** Start Supplied data **

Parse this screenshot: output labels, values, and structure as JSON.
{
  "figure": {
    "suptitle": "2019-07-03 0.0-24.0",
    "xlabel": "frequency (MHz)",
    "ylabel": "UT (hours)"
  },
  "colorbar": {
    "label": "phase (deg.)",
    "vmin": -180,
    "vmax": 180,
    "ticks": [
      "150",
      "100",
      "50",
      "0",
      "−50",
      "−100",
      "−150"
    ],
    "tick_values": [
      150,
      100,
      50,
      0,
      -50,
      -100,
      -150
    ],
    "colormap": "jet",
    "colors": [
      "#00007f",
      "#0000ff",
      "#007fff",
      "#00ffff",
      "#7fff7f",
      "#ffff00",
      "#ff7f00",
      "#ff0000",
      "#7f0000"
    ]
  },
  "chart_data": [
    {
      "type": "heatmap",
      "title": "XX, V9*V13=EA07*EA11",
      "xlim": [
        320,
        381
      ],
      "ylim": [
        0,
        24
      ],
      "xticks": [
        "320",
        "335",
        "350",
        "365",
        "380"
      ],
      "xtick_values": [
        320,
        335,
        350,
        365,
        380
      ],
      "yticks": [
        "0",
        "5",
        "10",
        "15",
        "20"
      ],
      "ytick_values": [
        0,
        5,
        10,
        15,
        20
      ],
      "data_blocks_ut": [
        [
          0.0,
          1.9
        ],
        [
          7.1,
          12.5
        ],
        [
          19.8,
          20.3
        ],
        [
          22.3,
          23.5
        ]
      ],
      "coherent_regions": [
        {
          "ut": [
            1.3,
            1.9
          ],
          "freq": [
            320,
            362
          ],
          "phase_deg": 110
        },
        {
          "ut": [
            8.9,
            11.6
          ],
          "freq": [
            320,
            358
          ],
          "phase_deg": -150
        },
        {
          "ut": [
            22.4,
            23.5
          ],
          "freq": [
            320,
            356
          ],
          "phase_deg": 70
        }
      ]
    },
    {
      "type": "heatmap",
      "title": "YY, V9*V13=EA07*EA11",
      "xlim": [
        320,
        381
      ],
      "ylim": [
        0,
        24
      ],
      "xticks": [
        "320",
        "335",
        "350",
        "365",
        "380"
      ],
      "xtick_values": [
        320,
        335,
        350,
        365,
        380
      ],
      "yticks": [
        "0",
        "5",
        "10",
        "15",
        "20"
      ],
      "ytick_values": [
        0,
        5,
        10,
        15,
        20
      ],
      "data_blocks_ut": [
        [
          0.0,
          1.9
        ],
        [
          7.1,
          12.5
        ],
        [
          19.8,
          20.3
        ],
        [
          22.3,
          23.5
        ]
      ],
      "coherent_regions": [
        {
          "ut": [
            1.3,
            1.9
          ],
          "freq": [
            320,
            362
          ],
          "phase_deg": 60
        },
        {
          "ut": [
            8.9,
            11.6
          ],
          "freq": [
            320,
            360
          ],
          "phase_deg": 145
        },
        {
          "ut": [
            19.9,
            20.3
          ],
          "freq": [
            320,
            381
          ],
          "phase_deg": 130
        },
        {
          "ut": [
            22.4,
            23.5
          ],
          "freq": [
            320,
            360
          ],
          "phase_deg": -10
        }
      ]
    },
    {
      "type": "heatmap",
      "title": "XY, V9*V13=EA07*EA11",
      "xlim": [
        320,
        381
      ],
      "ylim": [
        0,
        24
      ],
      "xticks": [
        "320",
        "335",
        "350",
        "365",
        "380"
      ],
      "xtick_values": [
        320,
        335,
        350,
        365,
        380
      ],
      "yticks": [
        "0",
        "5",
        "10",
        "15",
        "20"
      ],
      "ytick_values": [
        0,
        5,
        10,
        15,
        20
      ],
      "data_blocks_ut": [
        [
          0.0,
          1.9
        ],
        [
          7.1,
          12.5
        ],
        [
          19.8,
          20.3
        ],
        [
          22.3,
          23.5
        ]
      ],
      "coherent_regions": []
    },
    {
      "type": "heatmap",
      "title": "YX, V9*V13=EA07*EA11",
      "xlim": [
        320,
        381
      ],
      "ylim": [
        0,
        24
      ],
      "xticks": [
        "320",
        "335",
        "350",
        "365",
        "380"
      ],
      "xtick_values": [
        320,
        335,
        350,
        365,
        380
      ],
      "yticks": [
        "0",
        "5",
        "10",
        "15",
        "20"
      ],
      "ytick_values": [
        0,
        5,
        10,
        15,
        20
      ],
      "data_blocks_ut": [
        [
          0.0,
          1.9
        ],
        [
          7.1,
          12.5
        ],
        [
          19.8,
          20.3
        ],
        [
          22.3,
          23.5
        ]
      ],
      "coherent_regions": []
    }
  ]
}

** End Supplied data **

## [Aim]
Without leaving anything out, give the entries again exactly.

## [Result of the exercise]
Parse this screenshot: output labels, values, and structure as JSON.
{
  "figure": {
    "suptitle": "2019-07-03 0.0-24.0",
    "xlabel": "frequency (MHz)",
    "ylabel": "UT (hours)"
  },
  "colorbar": {
    "label": "phase (deg.)",
    "vmin": -180,
    "vmax": 180,
    "ticks": [
      "150",
      "100",
      "50",
      "0",
      "−50",
      "−100",
      "−150"
    ],
    "tick_values": [
      150,
      100,
      50,
      0,
      -50,
      -100,
      -150
    ],
    "colormap": "jet",
    "colors": [
      "#00007f",
      "#0000ff",
      "#007fff",
      "#00ffff",
      "#7fff7f",
      "#ffff00",
      "#ff7f00",
      "#ff0000",
      "#7f0000"
    ]
  },
  "chart_data": [
    {
      "type": "heatmap",
      "title": "XX, V9*V13=EA07*EA11",
      "xlim": [
        320,
        381
      ],
      "ylim": [
        0,
        24
      ],
      "xticks": [
        "320",
        "335",
        "350",
        "365",
        "380"
      ],
      "xtick_values": [
        320,
        335,
        350,
        365,
        380
      ],
      "yticks": [
        "0",
        "5",
        "10",
        "15",
        "20"
      ],
      "ytick_values": [
        0,
        5,
        10,
        15,
        20
      ],
      "data_blocks_ut": [
        [
          0.0,
          1.9
        ],
        [
          7.1,
          12.5
        ],
        [
          19.8,
          20.3
        ],
        [
          22.3,
          23.5
        ]
      ],
      "coherent_regions": [
        {
          "ut": [
            1.3,
            1.9
          ],
          "freq": [
            320,
            362
          ],
          "phase_deg": 110
        },
        {
          "ut": [
            8.9,
            11.6
          ],
          "freq": [
            320,
            358
          ],
          "phase_deg": -150
        },
        {
          "ut": [
            22.4,
            23.5
          ],
          "freq": [
            320,
            356
          ],
          "phase_deg": 70
        }
      ]
    },
    {
      "type": "heatmap",
      "title": "YY, V9*V13=EA07*EA11",
      "xlim": [
        320,
        381
      ],
      "ylim": [
        0,
        24
      ],
      "xticks": [
        "320",
        "335",
        "350",
        "365",
        "380"
      ],
      "xtick_values": [
        320,
        335,
        350,
        365,
        380
      ],
      "yticks": [
        "0",
        "5",
        "10",
        "15",
        "20"
      ],
      "ytick_values": [
        0,
        5,
        10,
        15,
        20
      ],
      "data_blocks_ut": [
        [
          0.0,
          1.9
        ],
        [
          7.1,
          12.5
        ],
        [
          19.8,
          20.3
        ],
        [
          22.3,
          23.5
        ]
      ],
      "coherent_regions": [
        {
          "ut": [
            1.3,
            1.9
          ],
          "freq": [
            320,
            362
          ],
          "phase_deg": 60
        },
        {
          "ut": [
            8.9,
            11.6
          ],
          "freq": [
            320,
            360
          ],
          "phase_deg": 145
        },
        {
          "ut": [
            19.9,
            20.3
          ],
          "freq": [
            320,
            381
          ],
          "phase_deg": 130
        },
        {
          "ut": [
            22.4,
            23.5
          ],
          "freq": [
            320,
            360
          ],
          "phase_deg": -10
        }
      ]
    },
    {
      "type": "heatmap",
      "title": "XY, V9*V13=EA07*EA11",
      "xlim": [
        320,
        381
      ],
      "ylim": [
        0,
        24
      ],
      "xticks": [
        "320",
        "335",
        "350",
        "365",
        "380"
      ],
      "xtick_values": [
        320,
        335,
        350,
        365,
        380
      ],
      "yticks": [
        "0",
        "5",
        "10",
        "15",
        "20"
      ],
      "ytick_values": [
        0,
        5,
        10,
        15,
        20
      ],
      "data_blocks_ut": [
        [
          0.0,
          1.9
        ],
        [
          7.1,
          12.5
        ],
        [
          19.8,
          20.3
        ],
        [
          22.3,
          23.5
        ]
      ],
      "coherent_regions": []
    },
    {
      "type": "heatmap",
      "title": "YX, V9*V13=EA07*EA11",
      "xlim": [
        320,
        381
      ],
      "ylim": [
        0,
        24
      ],
      "xticks": [
        "320",
        "335",
        "350",
        "365",
        "380"
      ],
      "xtick_values": [
        320,
        335,
        350,
        365,
        380
      ],
      "yticks": [
        "0",
        "5",
        "10",
        "15",
        "20"
      ],
      "ytick_values": [
        0,
        5,
        10,
        15,
        20
      ],
      "data_blocks_ut": [
        [
          0.0,
          1.9
        ],
        [
          7.1,
          12.5
        ],
        [
          19.8,
          20.3
        ],
        [
          22.3,
          23.5
        ]
      ],
      "coherent_regions": []
    }
  ]
}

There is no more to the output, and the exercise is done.